初三,转学了,那是一段美妙的真正的独处的无人打扰的时光。离开熟悉的地方,到陌生的环境,惶恐不安是必然的,城里的一切都是那么新鲜的,学校门口旁边的那个书社的书是可以借的,刨冰这种东西是很好吃的,城里的夜里,霓虹灯是亮的,班里哪几个女生叽叽喳喳每天讨论的“SHE”原来是个组合,历史老师原来可以长的很帅的。
我小心翼翼的观察,默默的寂静欢喜落寞,那个时候,短发,刘海很长,我用半边刘海隔住跟新环境的交流。
我站在旧书摊前,爱不释手的拿着那本书,那是一本《唐诗宋词元曲三百首》,黑漆的书皮,书脊上赫然写着书名,打开来,密密麻麻大大小小全是字,正文略大,译文很小。里面错别字很多,是最早期的劣质的盗版书。她足够吸引了我。我在书摊前捧着读了一上午,最终把她买下来了。
此后,便一发不可收,我有着疯狂的念头,我想把书里的诗都背下来,我被那些诗句莫名的吸引。

## 所列条目
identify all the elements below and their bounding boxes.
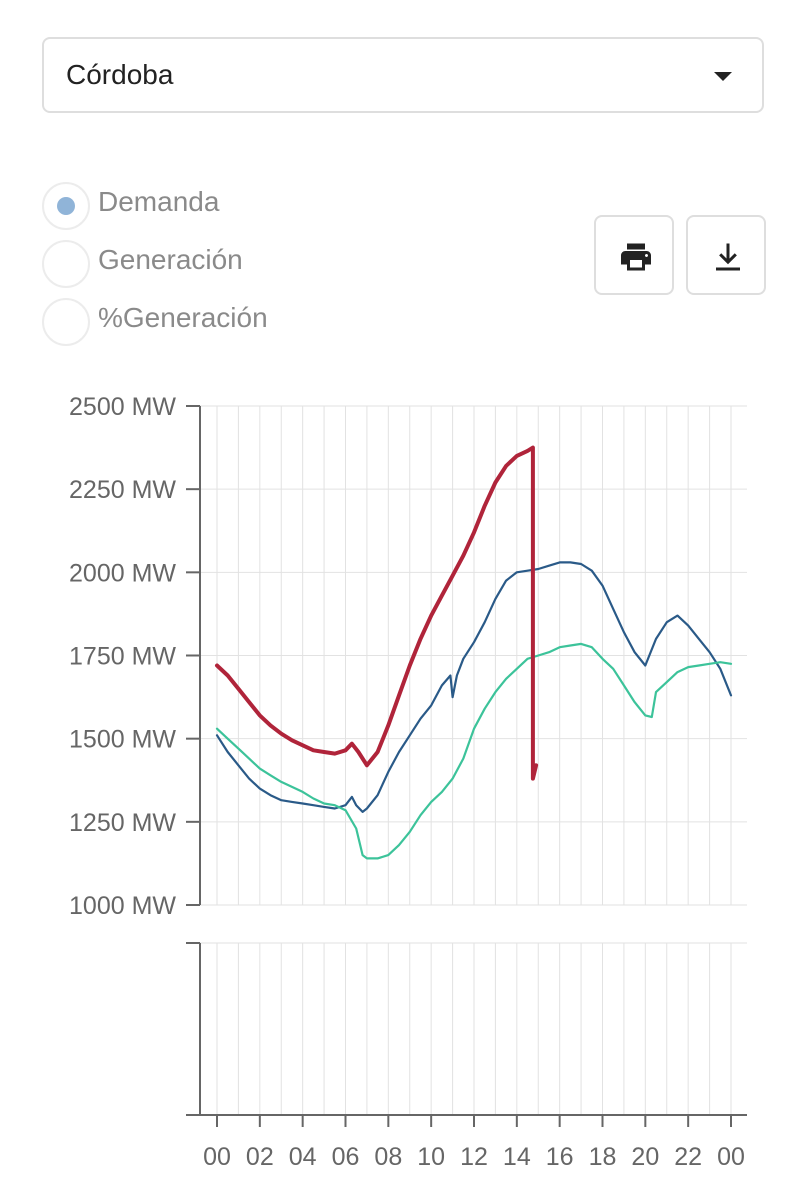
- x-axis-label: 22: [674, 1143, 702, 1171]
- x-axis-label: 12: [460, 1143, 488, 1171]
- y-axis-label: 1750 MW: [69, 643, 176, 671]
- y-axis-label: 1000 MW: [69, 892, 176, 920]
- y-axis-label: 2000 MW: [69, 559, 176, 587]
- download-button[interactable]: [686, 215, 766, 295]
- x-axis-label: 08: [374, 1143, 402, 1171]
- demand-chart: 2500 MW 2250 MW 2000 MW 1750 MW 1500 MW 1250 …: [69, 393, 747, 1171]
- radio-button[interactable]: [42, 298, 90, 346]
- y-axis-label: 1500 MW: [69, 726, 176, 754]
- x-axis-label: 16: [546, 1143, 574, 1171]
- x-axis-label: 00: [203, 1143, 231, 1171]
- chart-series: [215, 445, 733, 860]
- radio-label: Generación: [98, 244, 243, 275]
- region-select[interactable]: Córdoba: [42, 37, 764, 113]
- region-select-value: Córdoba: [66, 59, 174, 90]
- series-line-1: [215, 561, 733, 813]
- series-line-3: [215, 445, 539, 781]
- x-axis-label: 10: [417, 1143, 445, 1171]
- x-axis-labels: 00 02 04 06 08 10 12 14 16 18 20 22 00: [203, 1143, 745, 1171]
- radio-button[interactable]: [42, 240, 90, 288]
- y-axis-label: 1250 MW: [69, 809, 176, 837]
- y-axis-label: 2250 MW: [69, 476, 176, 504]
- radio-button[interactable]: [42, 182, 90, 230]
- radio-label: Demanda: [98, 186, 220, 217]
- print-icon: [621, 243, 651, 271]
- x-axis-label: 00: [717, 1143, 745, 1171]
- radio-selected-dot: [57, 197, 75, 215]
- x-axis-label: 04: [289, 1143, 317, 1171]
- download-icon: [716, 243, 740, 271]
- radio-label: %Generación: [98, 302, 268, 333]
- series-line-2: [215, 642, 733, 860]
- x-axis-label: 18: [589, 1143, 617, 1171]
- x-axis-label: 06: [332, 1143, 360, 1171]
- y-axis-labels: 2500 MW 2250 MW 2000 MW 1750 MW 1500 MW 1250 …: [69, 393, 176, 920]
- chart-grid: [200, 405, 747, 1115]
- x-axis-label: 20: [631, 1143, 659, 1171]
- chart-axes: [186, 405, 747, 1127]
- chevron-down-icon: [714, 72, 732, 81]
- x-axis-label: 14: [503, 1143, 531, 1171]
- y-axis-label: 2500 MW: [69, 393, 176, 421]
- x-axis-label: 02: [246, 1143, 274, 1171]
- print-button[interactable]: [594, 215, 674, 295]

## 题目 1
在这段回忆初三转学时光的文字里,"我"在旧书摊前读了一上午、最后买下的是哪本书?
## 题目 2
请从最后一句之后接着写这段回忆初三转学时光的文字。

## 答案 1
《唐诗宋词元曲三百首》。

## 答案 2
中考在即,课业很紧,只好晚上来看。下了晚自习,教室不能待了,宿舍又太乱太吵,进学校的一条路上,有一个昏黄的路灯,唯一的一个。
我脑海中存的大部分诗,都是在这个时候下背的。那时候,头一回,听骆宾王说“蝉因饮清露而高洁”,那时候读的《满江红》《小重山》,恨不能带吴刀,荡平匪寇,又恨不能纵身穿越,拾起他的一地哀叹。
那时候开始懂李清照倚门嗅梅的羞涩,比翼齐飞的甜蜜,和借酒贪欢的清幽。也读她的《渔家傲》,荡气回肠,通体畅快。
当然,少不了柳永那些隽永的诗句,只读的脸色绯红,甜蜜羞涩。那个时候,就着月光,品饮了多少豪情壮志,愁肠百结,细腻软语。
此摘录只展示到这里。